* YOUR OBJECTIVE *
Find the string "XXIV" in the data, then copy every line where it is found.

* Dataset rows *
------

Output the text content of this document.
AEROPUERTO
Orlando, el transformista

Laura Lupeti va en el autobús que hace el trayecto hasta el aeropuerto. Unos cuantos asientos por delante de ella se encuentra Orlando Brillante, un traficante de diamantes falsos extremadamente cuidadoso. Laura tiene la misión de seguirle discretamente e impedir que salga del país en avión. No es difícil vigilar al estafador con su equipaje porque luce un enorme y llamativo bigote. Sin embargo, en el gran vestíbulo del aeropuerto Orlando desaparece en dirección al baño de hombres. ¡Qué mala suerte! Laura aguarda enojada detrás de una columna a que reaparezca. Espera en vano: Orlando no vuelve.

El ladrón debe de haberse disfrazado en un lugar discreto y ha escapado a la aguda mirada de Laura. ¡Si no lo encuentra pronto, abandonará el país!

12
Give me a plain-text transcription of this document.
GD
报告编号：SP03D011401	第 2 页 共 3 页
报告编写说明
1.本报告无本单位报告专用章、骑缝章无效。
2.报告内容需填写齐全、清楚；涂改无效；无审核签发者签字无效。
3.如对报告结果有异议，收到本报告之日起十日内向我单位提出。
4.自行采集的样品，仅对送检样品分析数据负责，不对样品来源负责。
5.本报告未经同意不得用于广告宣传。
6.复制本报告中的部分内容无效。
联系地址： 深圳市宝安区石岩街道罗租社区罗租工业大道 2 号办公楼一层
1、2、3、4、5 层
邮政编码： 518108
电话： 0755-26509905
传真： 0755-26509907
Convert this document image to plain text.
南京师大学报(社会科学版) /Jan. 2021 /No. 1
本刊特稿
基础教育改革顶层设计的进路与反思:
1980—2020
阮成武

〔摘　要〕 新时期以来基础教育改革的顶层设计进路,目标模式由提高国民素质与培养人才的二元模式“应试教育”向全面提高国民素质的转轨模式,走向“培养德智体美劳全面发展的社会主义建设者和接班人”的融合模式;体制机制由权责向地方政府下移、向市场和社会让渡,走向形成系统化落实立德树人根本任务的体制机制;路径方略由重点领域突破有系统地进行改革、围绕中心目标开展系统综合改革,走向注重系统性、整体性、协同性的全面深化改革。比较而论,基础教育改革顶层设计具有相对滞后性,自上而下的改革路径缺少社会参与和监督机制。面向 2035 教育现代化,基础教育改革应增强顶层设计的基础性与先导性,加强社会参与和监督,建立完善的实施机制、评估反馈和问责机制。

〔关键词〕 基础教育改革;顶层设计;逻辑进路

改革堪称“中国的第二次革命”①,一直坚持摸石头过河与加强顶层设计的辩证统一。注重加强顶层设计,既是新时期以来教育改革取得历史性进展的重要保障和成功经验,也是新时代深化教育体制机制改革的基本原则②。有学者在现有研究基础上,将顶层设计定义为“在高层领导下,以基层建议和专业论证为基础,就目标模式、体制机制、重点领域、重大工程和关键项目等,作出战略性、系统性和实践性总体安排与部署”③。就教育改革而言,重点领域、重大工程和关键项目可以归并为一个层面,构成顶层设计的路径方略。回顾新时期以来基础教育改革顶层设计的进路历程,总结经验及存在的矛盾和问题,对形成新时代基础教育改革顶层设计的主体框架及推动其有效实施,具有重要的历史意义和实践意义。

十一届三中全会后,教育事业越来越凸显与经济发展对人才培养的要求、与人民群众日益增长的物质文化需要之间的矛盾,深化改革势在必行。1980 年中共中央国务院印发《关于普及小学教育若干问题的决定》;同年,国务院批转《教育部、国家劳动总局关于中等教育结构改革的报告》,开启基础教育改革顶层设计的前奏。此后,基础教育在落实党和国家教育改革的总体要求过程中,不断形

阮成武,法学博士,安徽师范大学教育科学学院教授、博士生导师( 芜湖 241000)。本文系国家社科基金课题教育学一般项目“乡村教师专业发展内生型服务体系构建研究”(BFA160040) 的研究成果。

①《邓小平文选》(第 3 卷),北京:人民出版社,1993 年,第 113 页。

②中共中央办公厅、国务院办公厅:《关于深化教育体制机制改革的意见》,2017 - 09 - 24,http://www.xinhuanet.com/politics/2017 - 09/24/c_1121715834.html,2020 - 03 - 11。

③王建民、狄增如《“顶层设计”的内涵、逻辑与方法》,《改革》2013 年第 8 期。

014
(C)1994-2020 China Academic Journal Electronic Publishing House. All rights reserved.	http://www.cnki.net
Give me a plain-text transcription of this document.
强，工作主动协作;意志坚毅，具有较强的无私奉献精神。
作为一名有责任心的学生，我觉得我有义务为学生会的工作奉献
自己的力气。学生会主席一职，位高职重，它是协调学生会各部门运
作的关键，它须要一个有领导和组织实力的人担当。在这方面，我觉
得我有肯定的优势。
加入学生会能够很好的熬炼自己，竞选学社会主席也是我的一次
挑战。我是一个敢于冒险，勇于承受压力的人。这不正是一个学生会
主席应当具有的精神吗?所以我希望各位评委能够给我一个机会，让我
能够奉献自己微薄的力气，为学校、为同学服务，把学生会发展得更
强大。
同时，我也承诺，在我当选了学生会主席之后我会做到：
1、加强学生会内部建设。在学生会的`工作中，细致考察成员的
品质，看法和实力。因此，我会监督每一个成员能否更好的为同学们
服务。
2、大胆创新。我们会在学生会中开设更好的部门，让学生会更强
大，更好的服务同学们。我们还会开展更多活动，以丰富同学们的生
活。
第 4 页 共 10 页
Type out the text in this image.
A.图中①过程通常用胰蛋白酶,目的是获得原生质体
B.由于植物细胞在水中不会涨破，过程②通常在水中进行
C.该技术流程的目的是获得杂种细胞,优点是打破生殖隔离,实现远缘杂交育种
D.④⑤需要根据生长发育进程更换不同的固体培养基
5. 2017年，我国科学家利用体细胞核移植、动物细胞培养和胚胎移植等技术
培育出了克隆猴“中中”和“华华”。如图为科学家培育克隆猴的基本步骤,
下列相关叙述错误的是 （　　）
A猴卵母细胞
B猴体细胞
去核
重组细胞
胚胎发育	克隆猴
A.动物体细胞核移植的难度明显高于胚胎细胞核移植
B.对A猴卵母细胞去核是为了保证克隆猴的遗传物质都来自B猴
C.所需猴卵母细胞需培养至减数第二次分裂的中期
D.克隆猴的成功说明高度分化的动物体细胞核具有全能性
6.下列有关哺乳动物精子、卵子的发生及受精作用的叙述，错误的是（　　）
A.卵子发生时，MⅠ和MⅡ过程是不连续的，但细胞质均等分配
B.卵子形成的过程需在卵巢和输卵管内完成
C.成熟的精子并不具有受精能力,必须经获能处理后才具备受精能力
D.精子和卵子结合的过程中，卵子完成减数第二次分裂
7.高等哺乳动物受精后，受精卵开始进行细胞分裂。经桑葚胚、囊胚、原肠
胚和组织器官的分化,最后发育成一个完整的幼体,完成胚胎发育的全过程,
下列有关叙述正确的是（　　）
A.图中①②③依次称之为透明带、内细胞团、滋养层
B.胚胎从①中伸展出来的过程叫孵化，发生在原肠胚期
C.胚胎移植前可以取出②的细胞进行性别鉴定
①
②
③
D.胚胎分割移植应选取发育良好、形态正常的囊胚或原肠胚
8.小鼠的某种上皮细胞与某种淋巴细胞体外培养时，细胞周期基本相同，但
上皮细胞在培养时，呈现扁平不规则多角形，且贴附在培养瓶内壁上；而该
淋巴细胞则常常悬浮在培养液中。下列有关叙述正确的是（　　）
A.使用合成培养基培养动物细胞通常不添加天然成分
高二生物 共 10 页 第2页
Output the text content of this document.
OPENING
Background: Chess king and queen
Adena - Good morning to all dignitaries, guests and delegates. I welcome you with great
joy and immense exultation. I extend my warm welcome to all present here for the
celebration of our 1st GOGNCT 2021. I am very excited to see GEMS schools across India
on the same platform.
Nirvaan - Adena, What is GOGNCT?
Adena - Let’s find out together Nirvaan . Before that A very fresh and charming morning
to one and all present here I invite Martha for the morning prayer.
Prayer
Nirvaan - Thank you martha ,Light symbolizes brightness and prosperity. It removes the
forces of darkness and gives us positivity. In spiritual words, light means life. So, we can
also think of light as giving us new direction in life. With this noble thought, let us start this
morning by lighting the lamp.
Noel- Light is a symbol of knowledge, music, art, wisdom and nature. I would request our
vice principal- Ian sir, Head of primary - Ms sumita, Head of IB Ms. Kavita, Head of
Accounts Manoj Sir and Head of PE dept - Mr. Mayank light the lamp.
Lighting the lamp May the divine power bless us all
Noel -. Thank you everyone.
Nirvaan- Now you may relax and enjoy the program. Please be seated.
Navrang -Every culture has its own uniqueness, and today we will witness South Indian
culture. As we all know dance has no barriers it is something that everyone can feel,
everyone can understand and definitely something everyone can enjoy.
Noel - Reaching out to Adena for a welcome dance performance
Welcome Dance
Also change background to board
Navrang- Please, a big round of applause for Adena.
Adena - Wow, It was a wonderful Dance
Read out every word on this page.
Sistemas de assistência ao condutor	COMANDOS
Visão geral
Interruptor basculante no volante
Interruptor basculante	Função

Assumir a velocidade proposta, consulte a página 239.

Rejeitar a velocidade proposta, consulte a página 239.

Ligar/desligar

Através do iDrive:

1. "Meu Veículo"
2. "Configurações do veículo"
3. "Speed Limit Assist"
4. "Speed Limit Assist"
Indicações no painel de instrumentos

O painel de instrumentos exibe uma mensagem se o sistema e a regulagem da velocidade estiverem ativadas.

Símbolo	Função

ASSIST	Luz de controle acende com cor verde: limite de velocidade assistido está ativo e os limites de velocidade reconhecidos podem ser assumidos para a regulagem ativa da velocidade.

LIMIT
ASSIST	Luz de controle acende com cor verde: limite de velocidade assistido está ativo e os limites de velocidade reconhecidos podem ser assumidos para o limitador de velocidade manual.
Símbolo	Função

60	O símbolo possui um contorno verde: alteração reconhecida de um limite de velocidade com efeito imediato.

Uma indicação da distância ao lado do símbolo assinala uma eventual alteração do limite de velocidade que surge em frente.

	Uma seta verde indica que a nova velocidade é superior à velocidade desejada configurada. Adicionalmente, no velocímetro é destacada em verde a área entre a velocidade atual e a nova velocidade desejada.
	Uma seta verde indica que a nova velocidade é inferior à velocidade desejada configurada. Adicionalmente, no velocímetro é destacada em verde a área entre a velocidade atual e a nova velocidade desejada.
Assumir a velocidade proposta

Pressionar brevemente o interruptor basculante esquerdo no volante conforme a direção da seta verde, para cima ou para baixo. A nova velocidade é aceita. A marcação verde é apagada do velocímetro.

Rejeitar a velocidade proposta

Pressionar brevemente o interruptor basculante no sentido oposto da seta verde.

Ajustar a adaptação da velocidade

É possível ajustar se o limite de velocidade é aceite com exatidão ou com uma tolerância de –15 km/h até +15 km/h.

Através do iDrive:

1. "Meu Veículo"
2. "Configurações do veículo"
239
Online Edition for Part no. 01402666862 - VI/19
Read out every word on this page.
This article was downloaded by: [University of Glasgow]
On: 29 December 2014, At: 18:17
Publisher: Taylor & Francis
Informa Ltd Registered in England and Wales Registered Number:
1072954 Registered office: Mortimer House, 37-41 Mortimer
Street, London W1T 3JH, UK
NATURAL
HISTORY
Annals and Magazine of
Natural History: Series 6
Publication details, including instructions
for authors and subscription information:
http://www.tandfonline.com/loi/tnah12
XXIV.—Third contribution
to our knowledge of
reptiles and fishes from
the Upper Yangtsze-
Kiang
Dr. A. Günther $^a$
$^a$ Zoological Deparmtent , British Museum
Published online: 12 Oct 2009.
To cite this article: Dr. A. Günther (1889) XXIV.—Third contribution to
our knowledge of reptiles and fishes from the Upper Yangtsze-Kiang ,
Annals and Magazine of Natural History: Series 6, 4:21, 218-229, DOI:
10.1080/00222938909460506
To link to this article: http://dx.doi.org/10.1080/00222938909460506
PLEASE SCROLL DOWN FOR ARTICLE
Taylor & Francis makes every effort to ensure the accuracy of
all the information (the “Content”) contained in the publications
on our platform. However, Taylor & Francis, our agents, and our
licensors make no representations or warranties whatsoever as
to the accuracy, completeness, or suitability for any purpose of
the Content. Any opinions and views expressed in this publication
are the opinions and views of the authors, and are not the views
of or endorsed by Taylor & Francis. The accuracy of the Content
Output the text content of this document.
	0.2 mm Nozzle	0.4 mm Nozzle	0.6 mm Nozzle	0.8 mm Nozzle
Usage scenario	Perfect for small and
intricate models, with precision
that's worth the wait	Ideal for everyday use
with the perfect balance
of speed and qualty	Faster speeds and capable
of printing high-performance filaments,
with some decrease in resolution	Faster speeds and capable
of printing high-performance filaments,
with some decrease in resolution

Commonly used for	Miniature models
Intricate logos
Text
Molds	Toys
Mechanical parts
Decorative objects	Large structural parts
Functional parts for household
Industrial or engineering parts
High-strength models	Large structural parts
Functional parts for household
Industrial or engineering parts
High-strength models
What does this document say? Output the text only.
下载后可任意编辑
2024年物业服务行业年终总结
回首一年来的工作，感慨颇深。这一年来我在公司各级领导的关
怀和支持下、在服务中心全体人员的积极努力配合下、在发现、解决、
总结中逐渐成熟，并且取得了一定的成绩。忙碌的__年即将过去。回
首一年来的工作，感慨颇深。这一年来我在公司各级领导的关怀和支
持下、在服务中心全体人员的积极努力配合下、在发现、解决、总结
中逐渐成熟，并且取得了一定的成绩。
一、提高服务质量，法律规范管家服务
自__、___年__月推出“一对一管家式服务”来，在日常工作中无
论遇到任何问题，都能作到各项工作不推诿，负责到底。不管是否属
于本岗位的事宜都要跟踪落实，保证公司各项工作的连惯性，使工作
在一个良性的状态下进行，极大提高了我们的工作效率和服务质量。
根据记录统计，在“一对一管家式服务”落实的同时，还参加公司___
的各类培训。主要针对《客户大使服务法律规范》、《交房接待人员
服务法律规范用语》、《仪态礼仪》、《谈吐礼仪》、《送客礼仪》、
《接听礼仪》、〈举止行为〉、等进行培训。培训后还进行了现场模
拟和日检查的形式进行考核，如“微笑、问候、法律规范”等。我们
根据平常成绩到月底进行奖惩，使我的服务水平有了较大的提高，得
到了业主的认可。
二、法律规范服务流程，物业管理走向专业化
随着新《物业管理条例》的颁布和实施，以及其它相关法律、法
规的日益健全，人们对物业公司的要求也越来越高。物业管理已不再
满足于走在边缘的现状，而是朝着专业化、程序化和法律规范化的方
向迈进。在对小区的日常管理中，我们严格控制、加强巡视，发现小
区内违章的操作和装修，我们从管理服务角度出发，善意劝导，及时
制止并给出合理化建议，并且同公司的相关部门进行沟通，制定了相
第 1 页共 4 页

------

* CORRECT ANSWER *
XXIV.—Third contribution
To cite this article: Dr. A. Günther (1889) XXIV.—Third contribution to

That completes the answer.